> Aim of the task
Bring together copies of the lines in the data below that contain the word "cytokine".

> Extracts from a graphics dataset
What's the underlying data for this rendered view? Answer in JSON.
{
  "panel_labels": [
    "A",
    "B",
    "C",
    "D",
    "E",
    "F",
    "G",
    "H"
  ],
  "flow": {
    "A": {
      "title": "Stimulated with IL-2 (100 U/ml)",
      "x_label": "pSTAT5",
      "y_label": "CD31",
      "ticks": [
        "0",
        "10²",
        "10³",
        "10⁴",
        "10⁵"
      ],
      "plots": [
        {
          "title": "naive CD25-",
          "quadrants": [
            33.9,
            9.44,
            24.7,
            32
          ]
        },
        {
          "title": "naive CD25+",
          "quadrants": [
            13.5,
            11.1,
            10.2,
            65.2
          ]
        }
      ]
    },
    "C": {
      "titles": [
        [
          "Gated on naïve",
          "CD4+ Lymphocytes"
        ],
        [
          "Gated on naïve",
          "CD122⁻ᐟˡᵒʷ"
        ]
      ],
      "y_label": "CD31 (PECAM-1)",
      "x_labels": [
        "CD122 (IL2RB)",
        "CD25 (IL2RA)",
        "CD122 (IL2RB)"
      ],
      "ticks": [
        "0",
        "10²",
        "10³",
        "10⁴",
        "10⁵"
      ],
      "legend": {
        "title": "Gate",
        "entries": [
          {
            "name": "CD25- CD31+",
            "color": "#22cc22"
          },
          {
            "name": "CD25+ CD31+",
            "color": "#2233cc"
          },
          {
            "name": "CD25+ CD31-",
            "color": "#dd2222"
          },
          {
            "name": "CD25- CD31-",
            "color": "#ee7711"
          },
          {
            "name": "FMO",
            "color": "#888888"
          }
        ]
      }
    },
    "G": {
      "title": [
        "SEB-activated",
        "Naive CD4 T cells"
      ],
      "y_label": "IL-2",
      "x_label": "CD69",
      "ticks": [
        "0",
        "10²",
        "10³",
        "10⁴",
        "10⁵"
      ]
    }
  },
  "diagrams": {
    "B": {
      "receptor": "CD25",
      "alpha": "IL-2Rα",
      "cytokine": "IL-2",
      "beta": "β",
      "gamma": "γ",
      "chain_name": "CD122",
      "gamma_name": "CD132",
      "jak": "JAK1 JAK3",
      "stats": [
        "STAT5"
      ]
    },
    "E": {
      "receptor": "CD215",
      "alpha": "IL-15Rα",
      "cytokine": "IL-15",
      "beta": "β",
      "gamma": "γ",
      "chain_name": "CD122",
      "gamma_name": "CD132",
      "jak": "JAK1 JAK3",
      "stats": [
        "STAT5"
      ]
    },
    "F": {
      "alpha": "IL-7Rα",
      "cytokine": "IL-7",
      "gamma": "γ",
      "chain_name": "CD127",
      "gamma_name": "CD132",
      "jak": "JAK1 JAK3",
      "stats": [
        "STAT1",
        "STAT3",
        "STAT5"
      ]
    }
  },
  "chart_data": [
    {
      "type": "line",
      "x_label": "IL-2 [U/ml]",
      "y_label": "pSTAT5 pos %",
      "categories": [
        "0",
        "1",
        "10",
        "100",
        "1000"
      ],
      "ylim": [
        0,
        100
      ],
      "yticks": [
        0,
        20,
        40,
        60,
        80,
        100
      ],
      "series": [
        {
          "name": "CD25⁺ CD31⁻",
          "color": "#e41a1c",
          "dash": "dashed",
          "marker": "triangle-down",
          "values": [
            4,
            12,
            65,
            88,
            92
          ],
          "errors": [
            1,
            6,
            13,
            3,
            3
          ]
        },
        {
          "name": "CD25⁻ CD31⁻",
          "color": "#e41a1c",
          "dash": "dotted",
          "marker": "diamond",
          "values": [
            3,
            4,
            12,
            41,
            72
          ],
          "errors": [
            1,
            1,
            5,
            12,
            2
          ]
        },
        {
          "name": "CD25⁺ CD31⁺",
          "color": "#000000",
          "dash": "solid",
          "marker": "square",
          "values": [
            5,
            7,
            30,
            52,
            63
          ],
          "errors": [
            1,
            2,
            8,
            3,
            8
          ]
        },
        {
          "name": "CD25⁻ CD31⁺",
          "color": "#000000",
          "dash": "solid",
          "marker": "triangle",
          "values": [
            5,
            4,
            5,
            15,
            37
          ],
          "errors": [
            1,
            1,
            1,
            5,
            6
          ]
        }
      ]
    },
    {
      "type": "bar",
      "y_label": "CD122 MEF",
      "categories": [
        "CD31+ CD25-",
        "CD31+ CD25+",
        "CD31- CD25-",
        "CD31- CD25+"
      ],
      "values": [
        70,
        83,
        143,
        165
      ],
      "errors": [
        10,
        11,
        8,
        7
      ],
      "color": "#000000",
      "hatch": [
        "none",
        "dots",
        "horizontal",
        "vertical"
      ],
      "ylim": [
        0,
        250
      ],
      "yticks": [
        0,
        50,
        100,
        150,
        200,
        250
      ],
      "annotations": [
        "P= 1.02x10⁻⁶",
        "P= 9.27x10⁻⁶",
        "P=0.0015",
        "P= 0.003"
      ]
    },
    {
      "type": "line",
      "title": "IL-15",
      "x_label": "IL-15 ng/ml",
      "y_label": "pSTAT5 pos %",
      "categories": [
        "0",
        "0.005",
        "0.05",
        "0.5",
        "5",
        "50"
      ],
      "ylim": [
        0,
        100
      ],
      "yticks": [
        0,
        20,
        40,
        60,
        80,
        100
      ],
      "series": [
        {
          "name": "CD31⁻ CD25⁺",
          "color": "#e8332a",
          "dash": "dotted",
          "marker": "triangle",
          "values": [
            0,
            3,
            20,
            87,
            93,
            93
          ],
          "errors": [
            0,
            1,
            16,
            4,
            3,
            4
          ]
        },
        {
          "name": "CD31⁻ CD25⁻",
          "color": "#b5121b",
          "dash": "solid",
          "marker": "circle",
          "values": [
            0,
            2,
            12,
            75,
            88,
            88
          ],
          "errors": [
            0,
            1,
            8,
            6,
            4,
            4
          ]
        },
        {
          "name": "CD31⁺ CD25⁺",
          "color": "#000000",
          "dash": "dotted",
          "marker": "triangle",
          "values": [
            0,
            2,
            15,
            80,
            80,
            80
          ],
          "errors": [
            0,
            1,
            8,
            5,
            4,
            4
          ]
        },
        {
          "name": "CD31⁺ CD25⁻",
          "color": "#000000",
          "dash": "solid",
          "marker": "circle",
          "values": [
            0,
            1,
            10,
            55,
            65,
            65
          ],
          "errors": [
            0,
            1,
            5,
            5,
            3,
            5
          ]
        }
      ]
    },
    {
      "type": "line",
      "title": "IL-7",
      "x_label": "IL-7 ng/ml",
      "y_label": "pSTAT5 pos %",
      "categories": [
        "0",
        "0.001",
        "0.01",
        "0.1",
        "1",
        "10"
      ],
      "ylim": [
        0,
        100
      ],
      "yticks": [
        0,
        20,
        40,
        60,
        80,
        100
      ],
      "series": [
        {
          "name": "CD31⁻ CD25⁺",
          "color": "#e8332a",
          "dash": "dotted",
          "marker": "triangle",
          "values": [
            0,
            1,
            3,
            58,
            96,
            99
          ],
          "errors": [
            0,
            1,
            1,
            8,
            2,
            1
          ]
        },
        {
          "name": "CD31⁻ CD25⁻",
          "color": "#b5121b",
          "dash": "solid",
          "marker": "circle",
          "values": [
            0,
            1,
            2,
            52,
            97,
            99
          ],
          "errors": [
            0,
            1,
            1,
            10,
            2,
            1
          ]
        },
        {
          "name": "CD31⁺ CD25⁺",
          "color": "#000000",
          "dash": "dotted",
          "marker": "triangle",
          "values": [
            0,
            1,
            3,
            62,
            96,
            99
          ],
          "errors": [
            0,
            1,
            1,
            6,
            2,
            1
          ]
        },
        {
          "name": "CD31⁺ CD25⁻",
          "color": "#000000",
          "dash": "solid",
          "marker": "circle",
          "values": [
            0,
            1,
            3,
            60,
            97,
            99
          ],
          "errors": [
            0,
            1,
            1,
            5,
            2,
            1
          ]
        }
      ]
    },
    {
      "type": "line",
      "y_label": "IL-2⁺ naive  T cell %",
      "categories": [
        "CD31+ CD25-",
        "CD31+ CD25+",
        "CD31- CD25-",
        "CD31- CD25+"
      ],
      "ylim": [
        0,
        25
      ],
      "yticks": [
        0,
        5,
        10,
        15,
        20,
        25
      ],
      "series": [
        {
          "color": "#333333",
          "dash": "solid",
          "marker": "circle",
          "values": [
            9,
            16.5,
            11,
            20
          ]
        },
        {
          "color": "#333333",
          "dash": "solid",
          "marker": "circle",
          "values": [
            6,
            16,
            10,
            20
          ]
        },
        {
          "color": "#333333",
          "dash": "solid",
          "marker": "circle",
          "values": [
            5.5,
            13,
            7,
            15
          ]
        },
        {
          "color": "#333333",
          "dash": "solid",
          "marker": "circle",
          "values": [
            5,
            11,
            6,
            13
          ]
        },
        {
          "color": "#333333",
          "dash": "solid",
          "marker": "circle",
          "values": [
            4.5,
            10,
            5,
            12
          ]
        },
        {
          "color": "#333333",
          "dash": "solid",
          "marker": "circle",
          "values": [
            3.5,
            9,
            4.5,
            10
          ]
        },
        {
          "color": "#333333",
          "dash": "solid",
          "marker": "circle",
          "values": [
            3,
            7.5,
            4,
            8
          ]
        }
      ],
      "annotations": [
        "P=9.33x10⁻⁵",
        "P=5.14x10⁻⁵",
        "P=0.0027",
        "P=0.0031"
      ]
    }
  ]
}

> Answer for this exercise
      "cytokine": "IL-2",
      "cytokine": "IL-15",
      "cytokine": "IL-7",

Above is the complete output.